## What you will do
From the first entry to the last, repeat them all exactly.
━━ Source data ━━
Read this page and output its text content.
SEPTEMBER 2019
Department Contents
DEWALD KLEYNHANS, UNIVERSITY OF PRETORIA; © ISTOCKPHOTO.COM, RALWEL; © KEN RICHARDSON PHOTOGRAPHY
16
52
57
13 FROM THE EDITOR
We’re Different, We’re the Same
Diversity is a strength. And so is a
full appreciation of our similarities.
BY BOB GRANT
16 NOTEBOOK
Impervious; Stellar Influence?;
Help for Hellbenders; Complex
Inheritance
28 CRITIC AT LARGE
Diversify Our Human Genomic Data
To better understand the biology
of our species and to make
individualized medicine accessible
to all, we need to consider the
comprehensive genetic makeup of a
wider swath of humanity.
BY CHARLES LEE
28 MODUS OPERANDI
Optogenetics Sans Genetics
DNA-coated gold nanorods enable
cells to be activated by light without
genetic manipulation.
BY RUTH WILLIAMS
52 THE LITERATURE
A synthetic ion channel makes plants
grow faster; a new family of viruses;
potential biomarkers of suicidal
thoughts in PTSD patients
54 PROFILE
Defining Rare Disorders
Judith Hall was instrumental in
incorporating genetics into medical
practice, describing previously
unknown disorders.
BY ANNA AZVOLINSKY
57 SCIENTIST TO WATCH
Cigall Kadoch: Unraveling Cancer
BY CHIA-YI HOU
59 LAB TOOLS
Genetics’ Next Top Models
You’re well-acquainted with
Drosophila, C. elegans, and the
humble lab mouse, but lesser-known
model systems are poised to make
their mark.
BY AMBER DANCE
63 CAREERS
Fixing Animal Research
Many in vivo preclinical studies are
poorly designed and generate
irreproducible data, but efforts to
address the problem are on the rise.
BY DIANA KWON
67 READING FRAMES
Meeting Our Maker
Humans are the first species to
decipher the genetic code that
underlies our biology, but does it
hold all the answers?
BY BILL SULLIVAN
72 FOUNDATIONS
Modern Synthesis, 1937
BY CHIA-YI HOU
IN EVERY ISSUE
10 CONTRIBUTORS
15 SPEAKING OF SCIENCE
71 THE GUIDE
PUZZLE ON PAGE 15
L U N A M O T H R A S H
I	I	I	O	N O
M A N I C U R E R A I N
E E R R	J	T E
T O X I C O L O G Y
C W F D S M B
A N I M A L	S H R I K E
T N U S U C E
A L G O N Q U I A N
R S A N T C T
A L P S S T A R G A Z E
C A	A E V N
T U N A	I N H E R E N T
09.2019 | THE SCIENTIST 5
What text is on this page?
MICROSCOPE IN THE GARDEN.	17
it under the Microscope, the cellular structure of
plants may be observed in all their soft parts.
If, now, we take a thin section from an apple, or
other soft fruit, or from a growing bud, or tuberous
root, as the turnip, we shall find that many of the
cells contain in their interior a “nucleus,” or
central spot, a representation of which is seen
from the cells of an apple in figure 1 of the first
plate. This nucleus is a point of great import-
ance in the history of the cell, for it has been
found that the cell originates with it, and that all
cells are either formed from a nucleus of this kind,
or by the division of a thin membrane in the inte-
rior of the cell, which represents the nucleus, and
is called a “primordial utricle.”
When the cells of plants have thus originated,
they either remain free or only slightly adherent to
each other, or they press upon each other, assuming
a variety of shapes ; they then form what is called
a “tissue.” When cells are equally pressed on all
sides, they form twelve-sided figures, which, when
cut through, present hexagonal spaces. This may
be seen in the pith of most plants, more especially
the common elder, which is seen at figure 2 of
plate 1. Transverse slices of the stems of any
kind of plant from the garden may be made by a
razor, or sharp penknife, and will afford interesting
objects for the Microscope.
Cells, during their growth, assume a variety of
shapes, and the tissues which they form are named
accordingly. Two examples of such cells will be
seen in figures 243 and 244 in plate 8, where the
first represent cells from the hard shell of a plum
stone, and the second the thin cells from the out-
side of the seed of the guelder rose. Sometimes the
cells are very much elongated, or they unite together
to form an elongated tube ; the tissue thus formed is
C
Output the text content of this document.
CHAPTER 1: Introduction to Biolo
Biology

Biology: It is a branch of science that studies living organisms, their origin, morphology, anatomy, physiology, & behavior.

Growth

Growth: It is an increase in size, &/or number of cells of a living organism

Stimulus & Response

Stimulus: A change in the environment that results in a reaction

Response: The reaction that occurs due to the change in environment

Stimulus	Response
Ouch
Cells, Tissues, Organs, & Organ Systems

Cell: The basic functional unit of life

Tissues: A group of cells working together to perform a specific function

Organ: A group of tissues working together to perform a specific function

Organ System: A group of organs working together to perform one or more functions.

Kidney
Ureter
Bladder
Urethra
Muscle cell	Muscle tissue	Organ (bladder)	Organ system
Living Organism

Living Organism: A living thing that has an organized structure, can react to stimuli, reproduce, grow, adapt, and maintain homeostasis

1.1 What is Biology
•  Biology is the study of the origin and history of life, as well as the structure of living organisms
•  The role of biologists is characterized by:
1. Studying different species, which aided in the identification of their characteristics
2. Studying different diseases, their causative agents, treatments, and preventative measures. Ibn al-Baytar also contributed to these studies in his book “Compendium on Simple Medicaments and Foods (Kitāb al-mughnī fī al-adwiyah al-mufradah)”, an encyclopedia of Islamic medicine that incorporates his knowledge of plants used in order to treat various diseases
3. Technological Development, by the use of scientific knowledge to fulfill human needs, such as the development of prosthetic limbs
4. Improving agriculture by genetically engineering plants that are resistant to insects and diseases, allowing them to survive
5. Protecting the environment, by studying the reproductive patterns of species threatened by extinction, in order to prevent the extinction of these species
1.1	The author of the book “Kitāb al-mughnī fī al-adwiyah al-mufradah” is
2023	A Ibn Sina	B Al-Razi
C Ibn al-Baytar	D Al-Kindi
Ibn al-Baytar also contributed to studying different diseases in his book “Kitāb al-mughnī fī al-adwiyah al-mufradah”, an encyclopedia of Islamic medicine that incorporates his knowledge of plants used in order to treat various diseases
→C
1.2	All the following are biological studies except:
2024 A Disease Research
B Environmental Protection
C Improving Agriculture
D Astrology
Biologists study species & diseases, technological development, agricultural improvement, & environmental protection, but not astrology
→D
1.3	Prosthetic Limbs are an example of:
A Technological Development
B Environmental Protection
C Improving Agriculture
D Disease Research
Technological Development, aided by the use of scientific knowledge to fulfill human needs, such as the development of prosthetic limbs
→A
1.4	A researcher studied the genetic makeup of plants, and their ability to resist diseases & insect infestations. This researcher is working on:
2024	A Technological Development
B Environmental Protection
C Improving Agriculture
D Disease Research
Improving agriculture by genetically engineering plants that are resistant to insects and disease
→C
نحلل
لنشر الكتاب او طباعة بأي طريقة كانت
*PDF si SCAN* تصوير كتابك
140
━━━
## Answer space
Read this page and output its text content.
SEPTEMBER 2019
Department Contents
DEWALD KLEYNHANS, UNIVERSITY OF PRETORIA; © ISTOCKPHOTO.COM, RALWEL; © KEN RICHARDSON PHOTOGRAPHY
16
52
57
13 FROM THE EDITOR
We’re Different, We’re the Same
Diversity is a strength. And so is a
full appreciation of our similarities.
BY BOB GRANT
16 NOTEBOOK
Impervious; Stellar Influence?;
Help for Hellbenders; Complex
Inheritance
28 CRITIC AT LARGE
Diversify Our Human Genomic Data
To better understand the biology
of our species and to make
individualized medicine accessible
to all, we need to consider the
comprehensive genetic makeup of a
wider swath of humanity.
BY CHARLES LEE
28 MODUS OPERANDI
Optogenetics Sans Genetics
DNA-coated gold nanorods enable
cells to be activated by light without
genetic manipulation.
BY RUTH WILLIAMS
52 THE LITERATURE
A synthetic ion channel makes plants
grow faster; a new family of viruses;
potential biomarkers of suicidal
thoughts in PTSD patients
54 PROFILE
Defining Rare Disorders
Judith Hall was instrumental in
incorporating genetics into medical
practice, describing previously
unknown disorders.
BY ANNA AZVOLINSKY
57 SCIENTIST TO WATCH
Cigall Kadoch: Unraveling Cancer
BY CHIA-YI HOU
59 LAB TOOLS
Genetics’ Next Top Models
You’re well-acquainted with
Drosophila, C. elegans, and the
humble lab mouse, but lesser-known
model systems are poised to make
their mark.
BY AMBER DANCE
63 CAREERS
Fixing Animal Research
Many in vivo preclinical studies are
poorly designed and generate
irreproducible data, but efforts to
address the problem are on the rise.
BY DIANA KWON
67 READING FRAMES
Meeting Our Maker
Humans are the first species to
decipher the genetic code that
underlies our biology, but does it
hold all the answers?
BY BILL SULLIVAN
72 FOUNDATIONS
Modern Synthesis, 1937
BY CHIA-YI HOU
IN EVERY ISSUE
10 CONTRIBUTORS
15 SPEAKING OF SCIENCE
71 THE GUIDE
PUZZLE ON PAGE 15
L U N A M O T H R A S H
I	I	I	O	N O
M A N I C U R E R A I N
E E R R	J	T E
T O X I C O L O G Y
C W F D S M B
A N I M A L	S H R I K E
T N U S U C E
A L G O N Q U I A N
R S A N T C T
A L P S S T A R G A Z E
C A	A E V N
T U N A	I N H E R E N T
09.2019 | THE SCIENTIST 5
What text is on this page?
MICROSCOPE IN THE GARDEN.	17
it under the Microscope, the cellular structure of
plants may be observed in all their soft parts.
If, now, we take a thin section from an apple, or
other soft fruit, or from a growing bud, or tuberous
root, as the turnip, we shall find that many of the
cells contain in their interior a “nucleus,” or
central spot, a representation of which is seen
from the cells of an apple in figure 1 of the first
plate. This nucleus is a point of great import-
ance in the history of the cell, for it has been
found that the cell originates with it, and that all
cells are either formed from a nucleus of this kind,
or by the division of a thin membrane in the inte-
rior of the cell, which represents the nucleus, and
is called a “primordial utricle.”
When the cells of plants have thus originated,
they either remain free or only slightly adherent to
each other, or they press upon each other, assuming
a variety of shapes ; they then form what is called
a “tissue.” When cells are equally pressed on all
sides, they form twelve-sided figures, which, when
cut through, present hexagonal spaces. This may
be seen in the pith of most plants, more especially
the common elder, which is seen at figure 2 of
plate 1. Transverse slices of the stems of any
kind of plant from the garden may be made by a
razor, or sharp penknife, and will afford interesting
objects for the Microscope.
Cells, during their growth, assume a variety of
shapes, and the tissues which they form are named
accordingly. Two examples of such cells will be
seen in figures 243 and 244 in plate 8, where the
first represent cells from the hard shell of a plum
stone, and the second the thin cells from the out-
side of the seed of the guelder rose. Sometimes the
cells are very much elongated, or they unite together
to form an elongated tube ; the tissue thus formed is
C
Output the text content of this document.
CHAPTER 1: Introduction to Biolo
Biology

Biology: It is a branch of science that studies living organisms, their origin, morphology, anatomy, physiology, & behavior.

Growth

Growth: It is an increase in size, &/or number of cells of a living organism

Stimulus & Response

Stimulus: A change in the environment that results in a reaction

Response: The reaction that occurs due to the change in environment

Stimulus	Response
Ouch
Cells, Tissues, Organs, & Organ Systems

Cell: The basic functional unit of life

Tissues: A group of cells working together to perform a specific function

Organ: A group of tissues working together to perform a specific function

Organ System: A group of organs working together to perform one or more functions.

Kidney
Ureter
Bladder
Urethra
Muscle cell	Muscle tissue	Organ (bladder)	Organ system
Living Organism

Living Organism: A living thing that has an organized structure, can react to stimuli, reproduce, grow, adapt, and maintain homeostasis

1.1 What is Biology
•  Biology is the study of the origin and history of life, as well as the structure of living organisms
•  The role of biologists is characterized by:
1. Studying different species, which aided in the identification of their characteristics
2. Studying different diseases, their causative agents, treatments, and preventative measures. Ibn al-Baytar also contributed to these studies in his book “Compendium on Simple Medicaments and Foods (Kitāb al-mughnī fī al-adwiyah al-mufradah)”, an encyclopedia of Islamic medicine that incorporates his knowledge of plants used in order to treat various diseases
3. Technological Development, by the use of scientific knowledge to fulfill human needs, such as the development of prosthetic limbs
4. Improving agriculture by genetically engineering plants that are resistant to insects and diseases, allowing them to survive
5. Protecting the environment, by studying the reproductive patterns of species threatened by extinction, in order to prevent the extinction of these species
1.1	The author of the book “Kitāb al-mughnī fī al-adwiyah al-mufradah” is
2023	A Ibn Sina	B Al-Razi
C Ibn al-Baytar	D Al-Kindi
Ibn al-Baytar also contributed to studying different diseases in his book “Kitāb al-mughnī fī al-adwiyah al-mufradah”, an encyclopedia of Islamic medicine that incorporates his knowledge of plants used in order to treat various diseases
→C
1.2	All the following are biological studies except:
2024 A Disease Research
B Environmental Protection
C Improving Agriculture
D Astrology
Biologists study species & diseases, technological development, agricultural improvement, & environmental protection, but not astrology
→D
1.3	Prosthetic Limbs are an example of:
A Technological Development
B Environmental Protection
C Improving Agriculture
D Disease Research
Technological Development, aided by the use of scientific knowledge to fulfill human needs, such as the development of prosthetic limbs
→A
1.4	A researcher studied the genetic makeup of plants, and their ability to resist diseases & insect infestations. This researcher is working on:
2024	A Technological Development
B Environmental Protection
C Improving Agriculture
D Disease Research
Improving agriculture by genetically engineering plants that are resistant to insects and disease
→C
نحلل
لنشر الكتاب او طباعة بأي طريقة كانت
*PDF si SCAN* تصوير كتابك
140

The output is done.